[Data records]
Begin

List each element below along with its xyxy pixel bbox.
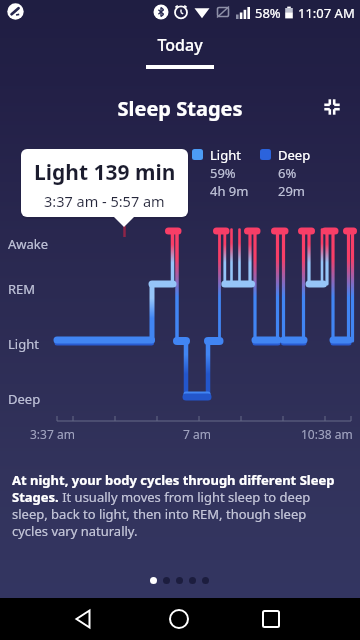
staticText: 10:38 am xyxy=(301,426,353,442)
staticText: Light 139 min xyxy=(34,158,176,187)
button[interactable] xyxy=(176,577,183,584)
button[interactable] xyxy=(189,577,196,584)
staticText: 3:37 am xyxy=(30,426,75,442)
staticText: 6% xyxy=(278,164,297,182)
staticText: 58% xyxy=(255,4,281,22)
staticText: Awake xyxy=(8,235,49,253)
button[interactable] xyxy=(169,609,189,629)
staticText: Light xyxy=(210,146,241,164)
staticText: 3:37 am - 5:57 am xyxy=(44,191,165,211)
staticText: Deep xyxy=(8,390,41,408)
button[interactable] xyxy=(163,577,170,584)
button[interactable] xyxy=(323,98,341,116)
staticText: 7 am xyxy=(183,426,211,442)
staticText: 11:07 AM xyxy=(298,4,355,22)
staticText: REM xyxy=(8,280,36,298)
button[interactable] xyxy=(202,577,209,584)
button[interactable]: Light xyxy=(192,146,352,196)
staticText: At night, your body cycles through diffe… xyxy=(12,471,360,540)
staticText: Light xyxy=(8,335,39,353)
staticText: 59% xyxy=(210,164,236,182)
button[interactable]: Light 139 min xyxy=(21,149,188,217)
staticText: Deep xyxy=(278,146,311,164)
button[interactable] xyxy=(74,609,94,629)
staticText: Today xyxy=(0,34,360,56)
staticText: 29m xyxy=(278,182,306,196)
button[interactable] xyxy=(261,609,281,629)
button[interactable] xyxy=(150,577,157,584)
staticText: 4h 9m xyxy=(210,182,249,196)
staticText: Sleep Stages xyxy=(0,95,360,122)
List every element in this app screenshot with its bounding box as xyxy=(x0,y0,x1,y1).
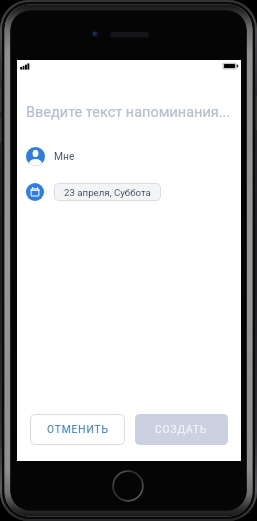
button[interactable]: Получатель xyxy=(22,143,222,169)
other: Получатель xyxy=(26,147,45,166)
staticText: Введите текст напоминания... xyxy=(26,104,231,121)
staticText: СОЗДАТЬ xyxy=(155,424,208,436)
button[interactable]: ОТМЕНИТЬ xyxy=(30,414,125,445)
staticText: 23 апреля, Суббота xyxy=(64,187,151,198)
button[interactable]: Дата xyxy=(22,181,222,203)
button[interactable]: СОЗДАТЬ xyxy=(135,414,228,445)
staticText: ОТМЕНИТЬ xyxy=(47,424,109,436)
other: Дата xyxy=(26,183,44,201)
staticText: Мне xyxy=(54,150,75,162)
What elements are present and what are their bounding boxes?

End

▶ **PROBLEM REQUIREMENTS**: Rewrite the lines of the records starting at the line containing "button[interactable]: Получатель xyxy=(22,143,222,169)" and ending at the last line, with every "СОЗДАТЬ" changed to "ГОТОВО" and nothing else altered.

▶ **RESPONSE TO THIS EXERCISE**:
button[interactable]: Получатель xyxy=(22,143,222,169)
other: Получатель xyxy=(26,147,45,166)
staticText: Введите текст напоминания... xyxy=(26,104,231,121)
staticText: ГОТОВО xyxy=(155,424,208,436)
button[interactable]: ОТМЕНИТЬ xyxy=(30,414,125,445)
staticText: 23 апреля, Суббота xyxy=(64,187,151,198)
button[interactable]: Дата xyxy=(22,181,222,203)
button[interactable]: ГОТОВО xyxy=(135,414,228,445)
staticText: ОТМЕНИТЬ xyxy=(47,424,109,436)
other: Дата xyxy=(26,183,44,201)
staticText: Мне xyxy=(54,150,75,162)
What elements are present and what are their bounding boxes?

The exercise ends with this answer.